┌────────

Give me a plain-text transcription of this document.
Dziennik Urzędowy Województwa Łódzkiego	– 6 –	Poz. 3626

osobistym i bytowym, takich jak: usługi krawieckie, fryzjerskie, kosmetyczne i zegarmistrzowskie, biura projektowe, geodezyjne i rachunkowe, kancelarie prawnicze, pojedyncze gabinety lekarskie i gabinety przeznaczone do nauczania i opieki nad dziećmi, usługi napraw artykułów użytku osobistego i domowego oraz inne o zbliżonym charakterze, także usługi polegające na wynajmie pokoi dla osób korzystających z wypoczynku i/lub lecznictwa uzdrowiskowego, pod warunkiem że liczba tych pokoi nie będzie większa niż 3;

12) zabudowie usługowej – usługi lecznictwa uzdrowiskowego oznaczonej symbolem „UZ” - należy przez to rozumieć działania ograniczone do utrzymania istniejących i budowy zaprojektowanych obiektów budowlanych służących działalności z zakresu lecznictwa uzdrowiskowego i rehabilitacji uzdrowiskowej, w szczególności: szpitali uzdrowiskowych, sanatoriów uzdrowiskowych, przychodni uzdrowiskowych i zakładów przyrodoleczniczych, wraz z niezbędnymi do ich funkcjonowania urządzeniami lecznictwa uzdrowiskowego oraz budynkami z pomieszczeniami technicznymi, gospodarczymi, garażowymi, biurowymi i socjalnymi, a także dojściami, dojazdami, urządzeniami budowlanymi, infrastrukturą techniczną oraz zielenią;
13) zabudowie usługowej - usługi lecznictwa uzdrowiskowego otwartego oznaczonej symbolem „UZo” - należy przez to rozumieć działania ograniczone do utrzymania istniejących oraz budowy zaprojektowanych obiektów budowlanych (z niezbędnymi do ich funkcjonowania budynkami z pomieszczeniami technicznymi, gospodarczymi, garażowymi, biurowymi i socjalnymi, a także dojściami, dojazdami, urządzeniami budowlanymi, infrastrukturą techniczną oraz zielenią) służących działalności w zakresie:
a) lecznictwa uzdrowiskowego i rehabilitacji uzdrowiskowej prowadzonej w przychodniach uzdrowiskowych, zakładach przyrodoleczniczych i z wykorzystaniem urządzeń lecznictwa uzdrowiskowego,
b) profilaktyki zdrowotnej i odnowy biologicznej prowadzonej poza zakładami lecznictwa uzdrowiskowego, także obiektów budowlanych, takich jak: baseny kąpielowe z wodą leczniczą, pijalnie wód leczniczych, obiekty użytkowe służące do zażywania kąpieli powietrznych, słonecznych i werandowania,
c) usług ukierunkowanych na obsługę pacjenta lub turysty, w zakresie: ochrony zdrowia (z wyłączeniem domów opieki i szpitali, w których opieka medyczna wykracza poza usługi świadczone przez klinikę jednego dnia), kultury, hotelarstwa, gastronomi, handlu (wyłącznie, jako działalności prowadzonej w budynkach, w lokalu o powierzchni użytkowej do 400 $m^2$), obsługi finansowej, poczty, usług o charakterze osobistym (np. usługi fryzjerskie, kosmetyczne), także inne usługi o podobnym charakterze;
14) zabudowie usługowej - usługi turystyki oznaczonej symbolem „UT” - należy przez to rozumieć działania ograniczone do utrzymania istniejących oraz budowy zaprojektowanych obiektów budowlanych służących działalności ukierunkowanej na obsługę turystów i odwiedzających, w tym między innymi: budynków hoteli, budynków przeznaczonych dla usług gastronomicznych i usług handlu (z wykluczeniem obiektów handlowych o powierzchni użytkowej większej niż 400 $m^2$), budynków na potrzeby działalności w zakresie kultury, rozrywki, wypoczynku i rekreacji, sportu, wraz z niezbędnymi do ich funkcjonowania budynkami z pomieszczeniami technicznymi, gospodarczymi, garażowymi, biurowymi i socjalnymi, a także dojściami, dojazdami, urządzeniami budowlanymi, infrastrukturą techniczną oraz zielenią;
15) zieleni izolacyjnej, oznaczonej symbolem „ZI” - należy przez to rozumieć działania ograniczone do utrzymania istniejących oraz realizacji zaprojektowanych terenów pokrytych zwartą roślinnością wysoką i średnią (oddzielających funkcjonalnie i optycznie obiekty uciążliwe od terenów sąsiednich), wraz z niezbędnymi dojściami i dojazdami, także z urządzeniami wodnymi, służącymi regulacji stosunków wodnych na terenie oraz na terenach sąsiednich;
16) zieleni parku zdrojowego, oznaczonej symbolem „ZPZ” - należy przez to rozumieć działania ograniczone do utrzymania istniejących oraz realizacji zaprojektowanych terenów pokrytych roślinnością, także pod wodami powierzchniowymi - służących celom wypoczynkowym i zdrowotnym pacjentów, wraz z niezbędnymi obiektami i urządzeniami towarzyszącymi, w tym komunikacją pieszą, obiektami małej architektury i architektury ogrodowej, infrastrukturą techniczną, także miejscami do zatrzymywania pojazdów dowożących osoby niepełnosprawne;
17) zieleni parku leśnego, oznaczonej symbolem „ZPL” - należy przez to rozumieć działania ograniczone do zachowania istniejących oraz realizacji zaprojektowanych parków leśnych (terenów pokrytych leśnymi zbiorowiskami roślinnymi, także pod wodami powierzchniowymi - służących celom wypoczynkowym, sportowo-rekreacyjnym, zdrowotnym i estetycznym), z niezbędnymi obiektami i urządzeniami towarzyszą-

└────────

** The task **
Return each line of the listing that holds the string "inne".

** Output for this exercise **
osobistym i bytowym, takich jak: usługi krawieckie, fryzjerskie, kosmetyczne i zegarmistrzowskie, biura projektowe, geodezyjne i rachunkowe, kancelarie prawnicze, pojedyncze gabinety lekarskie i gabinety przeznaczone do nauczania i opieki nad dziećmi, usługi napraw artykułów użytku osobistego i domowego oraz inne o zbliżonym charakterze, także usługi polegające na wynajmie pokoi dla osób korzystających z wypoczynku i/lub lecznictwa uzdrowiskowego, pod warunkiem że liczba tych pokoi nie będzie większa niż 3;
c) usług ukierunkowanych na obsługę pacjenta lub turysty, w zakresie: ochrony zdrowia (z wyłączeniem domów opieki i szpitali, w których opieka medyczna wykracza poza usługi świadczone przez klinikę jednego dnia), kultury, hotelarstwa, gastronomi, handlu (wyłącznie, jako działalności prowadzonej w budynkach, w lokalu o powierzchni użytkowej do 400 $m^2$), obsługi finansowej, poczty, usług o charakterze osobistym (np. usługi fryzjerskie, kosmetyczne), także inne usługi o podobnym charakterze;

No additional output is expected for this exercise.